__EXERCISE DETAILS__: Translate this sentence from the text on phage display antibodies below into Spanish: "The COVID-19 pandemic was a reminder about the importance of antibodies for therapy against infectious diseases."

──────── EXTRACT TO READ ────────

Antibodies are essential molecules for diagnosis and treatment of diseases caused by pathogens and their toxins. Antibodies were integrated in our medical repertoire against infectious diseases more than hundred years ago by using animal sera to treat tetanus and diphtheria. In these days, most developed therapeutic antibodies target cancer or autoimmune diseases. The COVID-19 pandemic was a reminder about the importance of antibodies for therapy against infectious diseases. While monoclonal antibodies could be generated by hybridoma technology since the 70ies of the former century, nowadays antibody phage display, among other display technologies, is robustly established to discover new human monoclonal antibodies. Phage display is an in vitro technology which confers the potential for generating antibodies from universal libraries against any conceivable molecule of sufficient size and omits the limitations of the immune systems. If convalescent patients or immunized/infected animals are available, it is possible to construct immune phage display libraries to select in vivo affinity-matured antibodies. A further advantage is the availability of the DNA sequence encoding the phage displayed antibody fragment, which is packaged in the phage particles. Therefore, the selected antibody fragments can be rapidly further engineered in any needed antibody format according to the requirements of the final application. In this review, we present an overview of phage display derived recombinant antibodies against bacterial, viral and eukaryotic pathogens, as well as microbial toxins, intended for diagnostic and therapeutic applications.

──────── EXCERPTED DATA ────────

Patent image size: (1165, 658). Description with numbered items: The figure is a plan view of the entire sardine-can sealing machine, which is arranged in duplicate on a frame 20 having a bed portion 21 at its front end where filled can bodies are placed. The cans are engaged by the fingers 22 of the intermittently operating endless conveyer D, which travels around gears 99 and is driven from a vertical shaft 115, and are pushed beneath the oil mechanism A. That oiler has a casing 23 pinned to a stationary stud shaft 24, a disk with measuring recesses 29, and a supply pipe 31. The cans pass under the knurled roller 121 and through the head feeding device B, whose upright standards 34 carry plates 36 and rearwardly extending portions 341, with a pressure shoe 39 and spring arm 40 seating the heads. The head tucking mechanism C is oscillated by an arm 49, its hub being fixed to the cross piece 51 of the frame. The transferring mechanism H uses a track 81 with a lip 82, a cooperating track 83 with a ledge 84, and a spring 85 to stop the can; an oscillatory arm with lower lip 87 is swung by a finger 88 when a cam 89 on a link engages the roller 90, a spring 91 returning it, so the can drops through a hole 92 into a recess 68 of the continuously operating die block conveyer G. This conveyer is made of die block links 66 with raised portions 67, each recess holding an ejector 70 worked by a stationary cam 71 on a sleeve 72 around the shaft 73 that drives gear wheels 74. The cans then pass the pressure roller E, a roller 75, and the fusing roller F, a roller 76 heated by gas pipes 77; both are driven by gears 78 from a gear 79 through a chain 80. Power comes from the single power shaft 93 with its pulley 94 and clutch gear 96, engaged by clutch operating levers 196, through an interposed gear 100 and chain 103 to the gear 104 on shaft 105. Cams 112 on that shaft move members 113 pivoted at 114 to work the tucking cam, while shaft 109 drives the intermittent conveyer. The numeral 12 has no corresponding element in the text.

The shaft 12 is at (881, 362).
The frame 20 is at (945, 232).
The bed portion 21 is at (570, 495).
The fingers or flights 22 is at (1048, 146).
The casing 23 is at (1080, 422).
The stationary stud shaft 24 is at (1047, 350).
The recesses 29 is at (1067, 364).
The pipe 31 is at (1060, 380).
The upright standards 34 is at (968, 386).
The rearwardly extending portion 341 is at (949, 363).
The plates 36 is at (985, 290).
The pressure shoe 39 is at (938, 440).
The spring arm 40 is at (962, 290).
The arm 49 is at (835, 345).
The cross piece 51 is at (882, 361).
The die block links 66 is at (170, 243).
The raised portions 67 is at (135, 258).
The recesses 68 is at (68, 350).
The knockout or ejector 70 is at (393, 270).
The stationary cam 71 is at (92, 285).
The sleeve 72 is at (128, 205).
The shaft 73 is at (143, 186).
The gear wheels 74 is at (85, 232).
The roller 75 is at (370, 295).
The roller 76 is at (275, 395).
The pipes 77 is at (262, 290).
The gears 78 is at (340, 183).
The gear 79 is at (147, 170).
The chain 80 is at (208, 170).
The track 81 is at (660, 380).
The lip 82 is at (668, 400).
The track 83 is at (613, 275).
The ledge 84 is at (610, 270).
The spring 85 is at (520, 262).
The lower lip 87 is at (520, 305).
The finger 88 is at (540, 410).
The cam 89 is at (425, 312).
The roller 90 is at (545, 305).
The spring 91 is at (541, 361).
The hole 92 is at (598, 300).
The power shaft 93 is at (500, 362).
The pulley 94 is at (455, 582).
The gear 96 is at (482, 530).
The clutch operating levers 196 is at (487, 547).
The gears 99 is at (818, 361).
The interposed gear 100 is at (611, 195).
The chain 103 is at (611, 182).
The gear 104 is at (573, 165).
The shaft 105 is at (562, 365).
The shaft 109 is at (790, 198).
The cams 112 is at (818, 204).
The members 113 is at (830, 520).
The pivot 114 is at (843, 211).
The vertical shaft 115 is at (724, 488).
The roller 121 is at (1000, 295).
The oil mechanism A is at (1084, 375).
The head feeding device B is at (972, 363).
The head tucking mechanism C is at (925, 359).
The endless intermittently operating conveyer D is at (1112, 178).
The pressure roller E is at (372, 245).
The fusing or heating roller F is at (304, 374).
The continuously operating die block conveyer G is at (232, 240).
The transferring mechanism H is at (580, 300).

────────

__RESPONSE__: La pandemia de COVID-19 fue un recordatorio de la importancia de los anticuerpos para la terapia contra las enfermedades infecciosas.